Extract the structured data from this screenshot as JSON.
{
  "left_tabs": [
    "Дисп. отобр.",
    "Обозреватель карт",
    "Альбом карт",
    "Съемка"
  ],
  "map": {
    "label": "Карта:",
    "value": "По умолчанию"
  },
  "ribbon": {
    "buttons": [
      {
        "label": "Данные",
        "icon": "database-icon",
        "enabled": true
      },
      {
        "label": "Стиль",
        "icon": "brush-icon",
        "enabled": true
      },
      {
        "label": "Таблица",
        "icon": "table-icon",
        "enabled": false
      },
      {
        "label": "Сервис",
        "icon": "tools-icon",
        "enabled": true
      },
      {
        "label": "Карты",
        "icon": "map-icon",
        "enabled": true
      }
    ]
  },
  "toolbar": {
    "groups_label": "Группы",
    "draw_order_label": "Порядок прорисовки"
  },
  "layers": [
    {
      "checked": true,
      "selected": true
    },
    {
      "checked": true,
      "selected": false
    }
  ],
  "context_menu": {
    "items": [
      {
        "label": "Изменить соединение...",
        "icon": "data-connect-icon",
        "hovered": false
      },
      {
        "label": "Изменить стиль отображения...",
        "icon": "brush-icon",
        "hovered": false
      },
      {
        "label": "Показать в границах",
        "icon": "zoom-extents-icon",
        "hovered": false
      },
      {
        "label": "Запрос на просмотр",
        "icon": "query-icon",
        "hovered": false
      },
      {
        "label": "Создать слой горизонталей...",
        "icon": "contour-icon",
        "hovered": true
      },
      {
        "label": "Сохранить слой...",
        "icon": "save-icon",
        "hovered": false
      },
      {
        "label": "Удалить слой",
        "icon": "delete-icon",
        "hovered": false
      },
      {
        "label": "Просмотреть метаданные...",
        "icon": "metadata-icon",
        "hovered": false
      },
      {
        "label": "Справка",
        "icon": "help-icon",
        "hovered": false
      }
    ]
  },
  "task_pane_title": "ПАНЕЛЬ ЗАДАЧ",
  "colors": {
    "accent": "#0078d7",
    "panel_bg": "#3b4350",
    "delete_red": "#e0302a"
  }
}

## TASK TO CARRY OUT
Select all lines in the listing that include the word "Изменить".

## FULL ANSWER
        "label": "Изменить соединение...",
        "label": "Изменить стиль отображения...",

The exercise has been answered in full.